Texto fornecido:
╭──

Os desafios da inclusão de pessoas com autismo no Brasil
Enviada em 09/07/2020
Em 1920, o líder do nazismo, Adolf Hitler considerava pessoas com deficiência física e mental, bem como, portadoras de transtornos psiquiátricos e neurológicos crônicos, de forma ameaçadora à pureza racial e “inútil” a sociedade. Em analogia, vale salientar que a exclusão de pessoas com Transtorno do Espectro Autista (TEA) na sociedade e políticas sociais ainda acontece em grande escala. Uma vez que, desinformação sobre o assunto e a inexistência de censo democrático de pessoas autistas no Brasil, dificulta o planejamento das políticas públicas.
Embora exista a lei 4568/2011 de Fernando Cotta, que assegura a inclusão de pessoas autistas a essas políticas públicas, inclusive se caso o gestor (de uma empresa, instituição, qualquer lugar oferecedor de serviços) negar atendimento, há um impasse na inclusão de pessoas autistas nas políticas públicas. Pois, a falta de comprometimento do governo sobre o tema faz com que haja uma exclusão nos aspectos sociais, como saúde, educação e assistência social. Desse modo, ficam a mercê do acolhimento social.
Mediante o exposto, há uma linha tênue entre a inclusão e a exclusão, já que o desconhecimento popular é um dos maiores fatores de preconceito, por acreditarem que o autismo seja uma doença em que a pessoa é impossibilitada de viver em sociedade. Desse modo, autistas necessitam de integração no âmbito social, pois além de não possuir unidades sociais específicas para eles, todo cidadão dispõe dos mesmos direitos e deveres para sua inserção social.

╰──

Dados fornecidos:
╭──

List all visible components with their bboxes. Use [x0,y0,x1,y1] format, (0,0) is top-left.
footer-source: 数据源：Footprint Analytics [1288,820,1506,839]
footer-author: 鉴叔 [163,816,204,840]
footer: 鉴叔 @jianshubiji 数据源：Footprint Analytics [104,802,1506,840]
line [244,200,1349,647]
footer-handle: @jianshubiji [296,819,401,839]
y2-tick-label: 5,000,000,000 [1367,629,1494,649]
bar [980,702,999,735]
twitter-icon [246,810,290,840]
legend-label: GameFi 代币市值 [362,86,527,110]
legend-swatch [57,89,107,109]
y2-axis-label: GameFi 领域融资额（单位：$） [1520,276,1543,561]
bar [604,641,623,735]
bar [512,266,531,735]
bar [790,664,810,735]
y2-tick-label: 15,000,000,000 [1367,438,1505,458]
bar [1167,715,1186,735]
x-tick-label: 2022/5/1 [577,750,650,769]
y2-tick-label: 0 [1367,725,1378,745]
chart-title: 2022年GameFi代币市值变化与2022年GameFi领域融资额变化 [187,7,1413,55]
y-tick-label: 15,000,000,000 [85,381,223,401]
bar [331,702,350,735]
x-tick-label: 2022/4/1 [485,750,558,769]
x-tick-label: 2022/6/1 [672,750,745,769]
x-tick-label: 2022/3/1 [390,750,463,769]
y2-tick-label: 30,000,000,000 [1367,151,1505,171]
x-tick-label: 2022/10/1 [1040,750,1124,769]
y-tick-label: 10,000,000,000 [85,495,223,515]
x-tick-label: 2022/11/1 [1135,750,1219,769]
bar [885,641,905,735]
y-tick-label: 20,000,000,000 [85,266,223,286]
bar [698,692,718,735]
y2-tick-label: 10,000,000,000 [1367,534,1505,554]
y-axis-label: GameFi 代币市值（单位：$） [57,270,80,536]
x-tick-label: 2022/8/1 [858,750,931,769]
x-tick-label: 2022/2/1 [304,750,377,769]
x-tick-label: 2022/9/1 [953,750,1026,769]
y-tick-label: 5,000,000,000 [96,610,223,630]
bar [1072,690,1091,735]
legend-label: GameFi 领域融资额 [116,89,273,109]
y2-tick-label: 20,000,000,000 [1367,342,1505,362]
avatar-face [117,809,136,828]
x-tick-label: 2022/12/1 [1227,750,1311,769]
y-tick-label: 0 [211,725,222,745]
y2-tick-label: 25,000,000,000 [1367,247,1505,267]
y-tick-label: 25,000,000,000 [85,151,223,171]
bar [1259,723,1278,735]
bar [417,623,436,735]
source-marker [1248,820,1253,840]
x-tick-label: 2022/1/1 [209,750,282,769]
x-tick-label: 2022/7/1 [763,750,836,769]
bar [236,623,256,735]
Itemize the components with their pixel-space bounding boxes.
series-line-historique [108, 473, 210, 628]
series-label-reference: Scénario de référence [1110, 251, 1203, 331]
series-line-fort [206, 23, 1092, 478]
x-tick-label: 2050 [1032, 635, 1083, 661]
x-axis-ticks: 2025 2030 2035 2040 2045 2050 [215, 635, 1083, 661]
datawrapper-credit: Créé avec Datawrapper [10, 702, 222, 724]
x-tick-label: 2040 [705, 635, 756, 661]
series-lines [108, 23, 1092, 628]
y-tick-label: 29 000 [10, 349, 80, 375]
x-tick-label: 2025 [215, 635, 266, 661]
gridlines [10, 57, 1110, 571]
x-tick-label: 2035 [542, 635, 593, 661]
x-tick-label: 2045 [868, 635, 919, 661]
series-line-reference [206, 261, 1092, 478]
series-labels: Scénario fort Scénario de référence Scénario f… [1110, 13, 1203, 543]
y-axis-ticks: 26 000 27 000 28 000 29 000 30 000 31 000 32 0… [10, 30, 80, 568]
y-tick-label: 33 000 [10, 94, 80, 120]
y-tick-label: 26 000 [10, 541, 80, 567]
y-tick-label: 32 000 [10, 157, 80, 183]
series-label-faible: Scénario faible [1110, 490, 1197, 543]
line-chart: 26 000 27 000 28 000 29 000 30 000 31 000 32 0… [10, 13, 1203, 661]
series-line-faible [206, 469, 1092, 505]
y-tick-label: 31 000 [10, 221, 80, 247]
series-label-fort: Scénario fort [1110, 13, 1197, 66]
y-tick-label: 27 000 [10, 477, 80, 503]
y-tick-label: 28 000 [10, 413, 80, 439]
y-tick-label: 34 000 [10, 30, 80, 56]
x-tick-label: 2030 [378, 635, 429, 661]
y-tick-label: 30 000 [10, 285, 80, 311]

╰──

Lista de tarefas:
a – Responda com base no texto sobre a inclusão de pessoas autistas:
(i) Qual lei, e de autoria de quem, assegura a inclusão de pessoas autistas nas políticas públicas?
(ii) Em quais aspectos sociais a falta de comprometimento do governo provoca exclusão?
(iii) O que o texto aponta como um dos maiores fatores de preconceito?
b – Escreva a continuação do texto sobre a inclusão de pessoas autistas a partir do ponto em que ele termina.

Respostas em ordem:
a –
(i) A lei 4568/2011, de Fernando Cotta.
(ii) Saúde, educação e assistência social.
(iii) O desconhecimento popular.

b –
Portanto, é fundamental a ação da Organização Mundial da União para que exija um censo democrático de autistas no Brasil, para que tenha planejamento e engajamento para as execuções. Em vista das dificuldades para inclusão do autismo na sociedade, é necessário o apoio e a atenção da família o quanto antes para que receba o atendimento necessário após o diagnóstico. Já as crianças com diagnostico tardio é necessária a ajuda de um tutor para auxiliar no aspecto comportamental. Logo, o Ministério da Saúde e o Ministério da Educação deve implementar campanhas de alerta, debates em escolas a fim de que conscientize a população sobre o assunto. Dessa maneira, evitar a discriminação das pessoas alvos e permitir a participação delas na vida em sociedade e o exercício a cidadania.